What you need to do
Your answer should be a single number: the count of lines in the material below that hold "потому".

Saved data entries
+ + + +

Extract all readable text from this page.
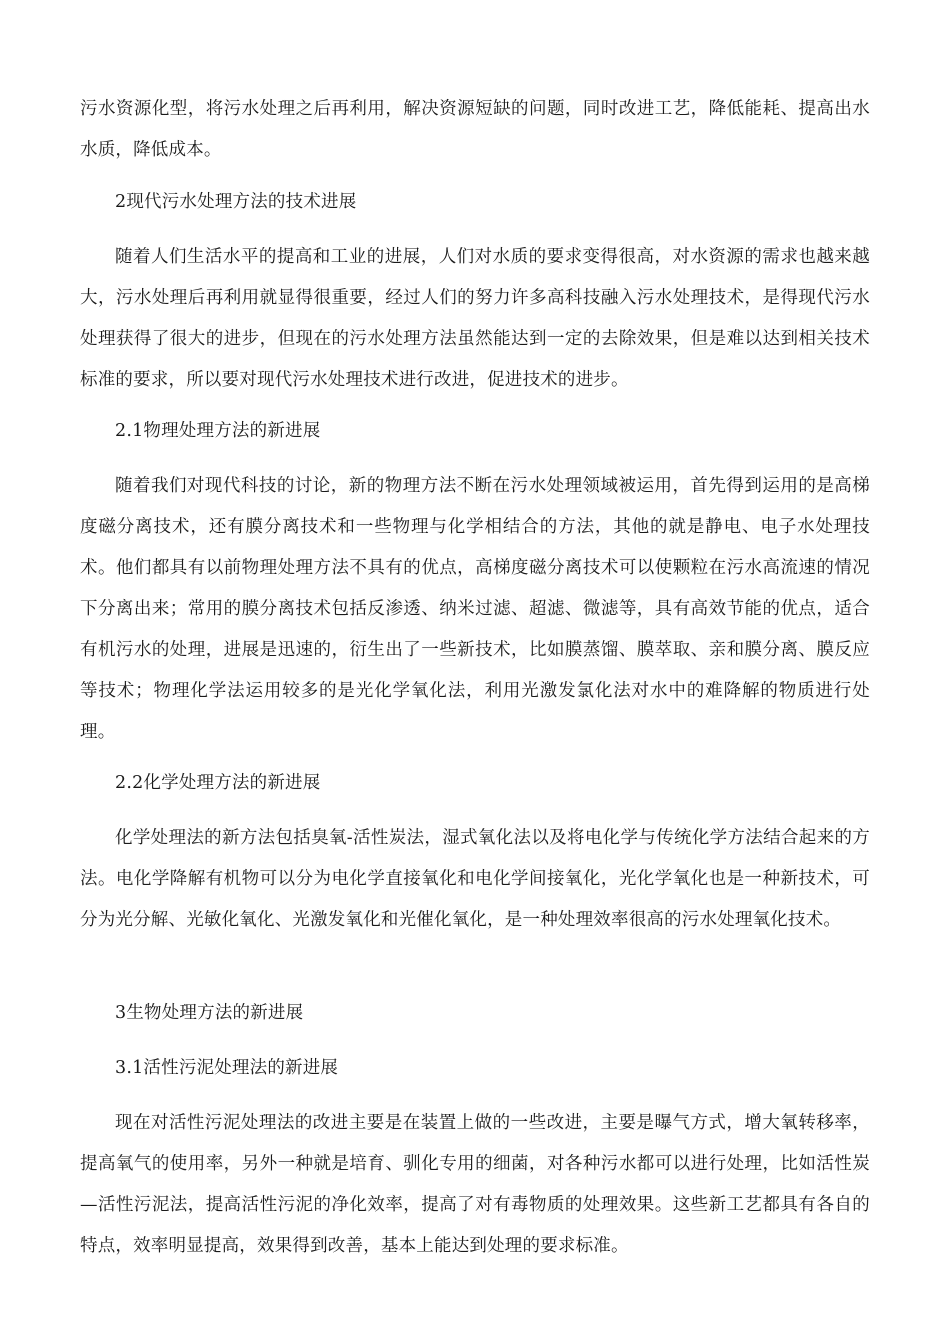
污水资源化型，将污水处理之后再利用，解决资源短缺的问题，同时改进工艺，降低能耗、提高出水水质，降低成本。

2现代污水处理方法的技术进展

随着人们生活水平的提高和工业的进展，人们对水质的要求变得很高，对水资源的需求也越来越大，污水处理后再利用就显得很重要，经过人们的努力许多高科技融入污水处理技术，是得现代污水处理获得了很大的进步，但现在的污水处理方法虽然能达到一定的去除效果，但是难以达到相关技术标准的要求，所以要对现代污水处理技术进行改进，促进技术的进步。

2.1物理处理方法的新进展

随着我们对现代科技的讨论，新的物理方法不断在污水处理领域被运用，首先得到运用的是高梯度磁分离技术，还有膜分离技术和一些物理与化学相结合的方法，其他的就是静电、电子水处理技术。他们都具有以前物理处理方法不具有的优点，高梯度磁分离技术可以使颗粒在污水高流速的情况下分离出来；常用的膜分离技术包括反渗透、纳米过滤、超滤、微滤等，具有高效节能的优点，适合有机污水的处理，进展是迅速的，衍生出了一些新技术，比如膜蒸馏、膜萃取、亲和膜分离、膜反应等技术；物理化学法运用较多的是光化学氧化法，利用光激发氯化法对水中的难降解的物质进行处理。

2.2化学处理方法的新进展

化学处理法的新方法包括臭氧-活性炭法，湿式氧化法以及将电化学与传统化学方法结合起来的方法。电化学降解有机物可以分为电化学直接氧化和电化学间接氧化，光化学氧化也是一种新技术，可分为光分解、光敏化氧化、光激发氧化和光催化氧化，是一种处理效率很高的污水处理氧化技术。

3生物处理方法的新进展

3.1活性污泥处理法的新进展

现在对活性污泥处理法的改进主要是在装置上做的一些改进，主要是曝气方式，增大氧转移率，提高氧气的使用率，另外一种就是培育、驯化专用的细菌，对各种污水都可以进行处理，比如活性炭—活性污泥法，提高活性污泥的净化效率，提高了对有毒物质的处理效果。这些新工艺都具有各自的特点，效率明显提高，效果得到改善，基本上能达到处理的要求标准。
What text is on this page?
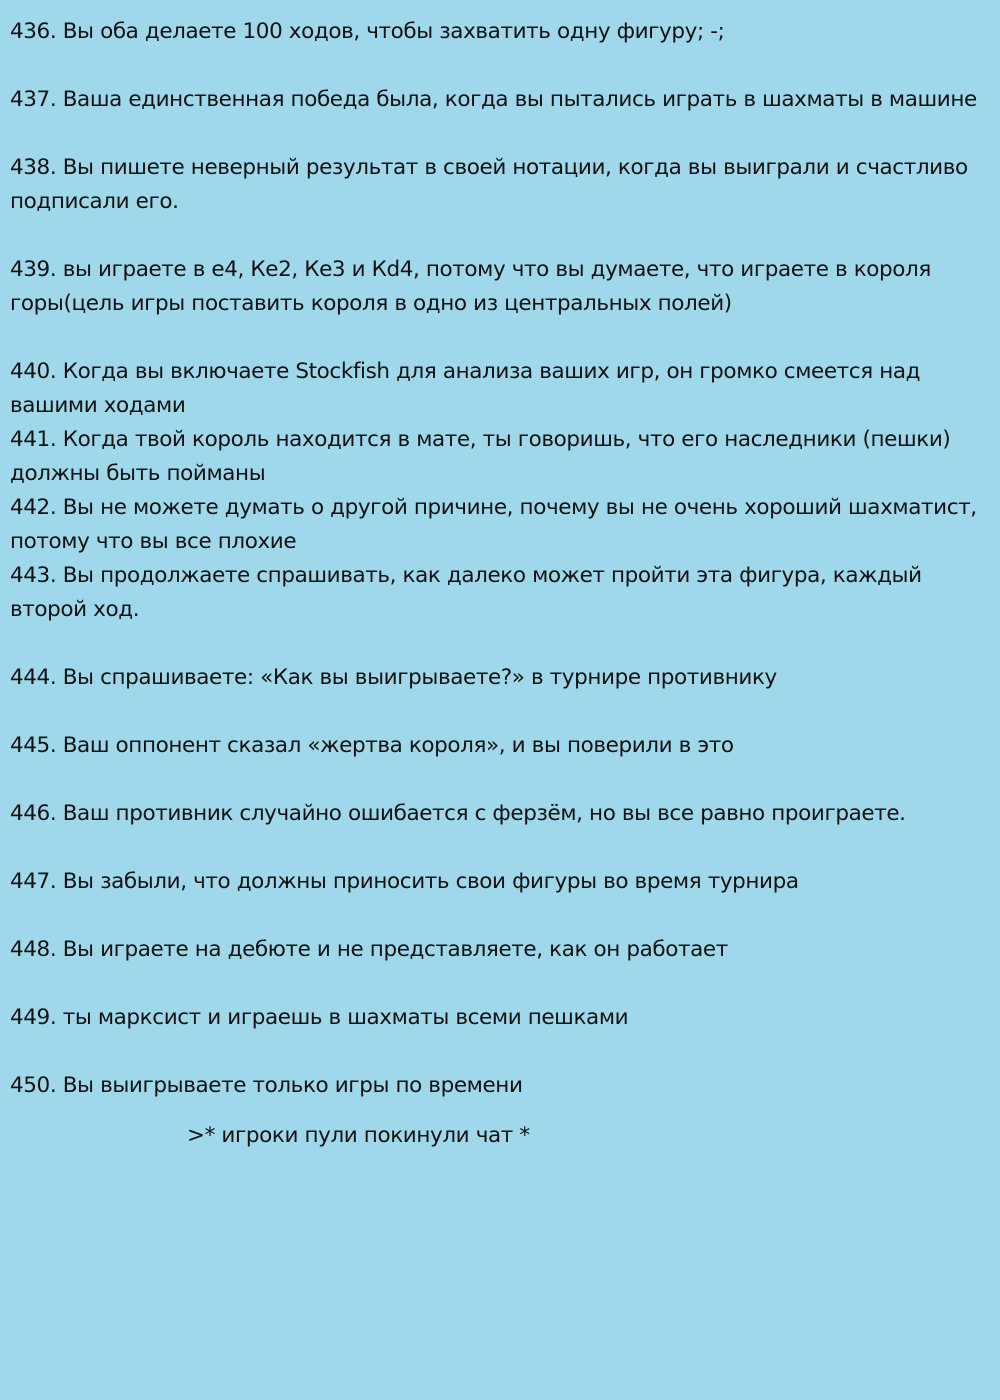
436. Вы оба делаете 100 ходов, чтобы захватить одну фигуру; -;
437. Ваша единственная победа была, когда вы пытались играть в шахматы в машине
438. Вы пишете неверный результат в своей нотации, когда вы выиграли и счастливо подписали его.
439. вы играете в е4, Ке2, Ке3 и Кd4, потому что вы думаете, что играете в короля горы(цель игры поставить короля в одно из центральных полей)
440. Когда вы включаете Stockfish для анализа ваших игр, он громко смеется над вашими ходами
441. Когда твой король находится в мате, ты говоришь, что его наследники (пешки) должны быть пойманы
442. Вы не можете думать о другой причине, почему вы не очень хороший шахматист, потому что вы все плохие
443. Вы продолжаете спрашивать, как далеко может пройти эта фигура, каждый второй ход.
444. Вы спрашиваете: «Как вы выигрываете?» в турнире противнику
445. Ваш оппонент сказал «жертва короля», и вы поверили в это
446. Ваш противник случайно ошибается с ферзём, но вы все равно проиграете.
447. Вы забыли, что должны приносить свои фигуры во время турнира
448. Вы играете на дебюте и не представляете, как он работает
449. ты марксист и играешь в шахматы всеми пешками
450. Вы выигрываете только игры по времени
>* игроки пули покинули чат *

+ + + +

Answer in full
2